▸ **What is asked**: Identify each line below that contains the word "rakódik", and copy it out.

▸ **Extracted information**:
— Begin —

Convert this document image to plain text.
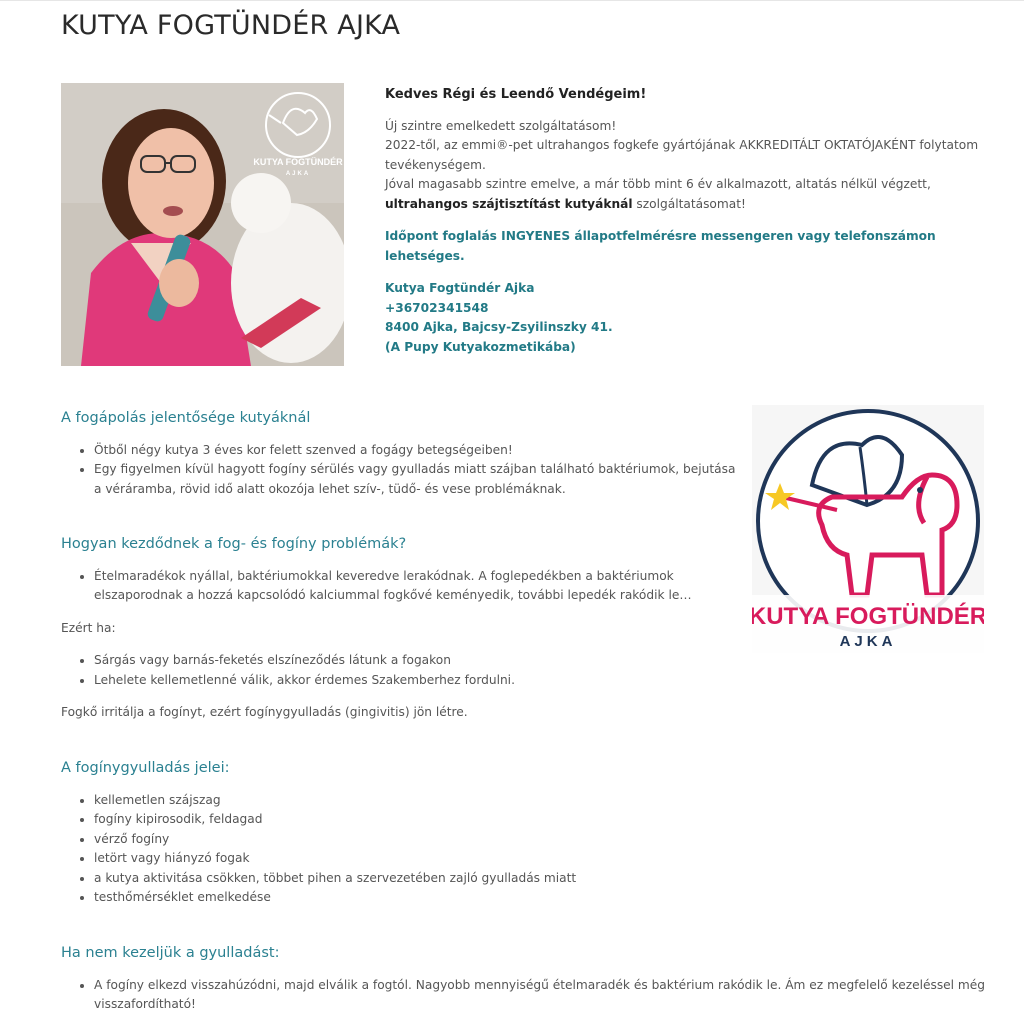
KUTYA FOGTÜNDÉR AJKA
KUTYA FOGTÜNDÉR
AJKA

Kedves Régi és Leendő Vendégeim!

Új szintre emelkedett szolgáltatásom!

2022-től, az emmi®-pet ultrahangos fogkefe gyártójának AKKREDITÁLT OKTATÓJAKÉNT folytatom tevékenységem.

Jóval magasabb szintre emelve, a már több mint 6 év alkalmazott, altatás nélkül végzett,

ultrahangos szájtisztítást kutyáknál szolgáltatásomat!

Időpont foglalás INGYENES állapotfelmérésre messengeren vagy telefonszámon lehetséges.

Kutya Fogtündér Ajka

+36702341548

8400 Ajka, Bajcsy-Zsyilinszky 41.

(A Pupy Kutyakozmetikába)

KUTYA FOGTÜNDÉR
AJKA
A fogápolás jelentősége kutyáknál
• Ötből négy kutya 3 éves kor felett szenved a fogágy betegségeiben!
• Egy figyelmen kívül hagyott fogíny sérülés vagy gyulladás miatt szájban található baktériumok, bejutása a véráramba, rövid idő alatt okozója lehet szív-, tüdő- és vese problémáknak.
Hogyan kezdődnek a fog- és fogíny problémák?
• Ételmaradékok nyállal, baktériumokkal keveredve lerakódnak. A foglepedékben a baktériumok elszaporodnak a hozzá kapcsolódó kalciummal fogkővé keményedik, további lepedék rakódik le…

Ezért ha:

• Sárgás vagy barnás-feketés elszíneződés látunk a fogakon
• Lehelete kellemetlenné válik, akkor érdemes Szakemberhez fordulni.

Fogkő irritálja a fogínyt, ezért fogínygyulladás (gingivitis) jön létre.

A fogínygyulladás jelei:
• kellemetlen szájszag
• fogíny kipirosodik, feldagad
• vérző fogíny
• letört vagy hiányzó fogak
• a kutya aktivitása csökken, többet pihen a szervezetében zajló gyulladás miatt
• testhőmérséklet emelkedése
Ha nem kezeljük a gyulladást:
• A fogíny elkezd visszahúzódni, majd elválik a fogtól. Nagyobb mennyiségű ételmaradék és baktérium rakódik le. Ám ez megfelelő kezeléssel még visszafordítható!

— End —

▸ **Response**:
• Ételmaradékok nyállal, baktériumokkal keveredve lerakódnak. A foglepedékben a baktériumok elszaporodnak a hozzá kapcsolódó kalciummal fogkővé keményedik, további lepedék rakódik le…
• A fogíny elkezd visszahúzódni, majd elválik a fogtól. Nagyobb mennyiségű ételmaradék és baktérium rakódik le. Ám ez megfelelő kezeléssel még visszafordítható!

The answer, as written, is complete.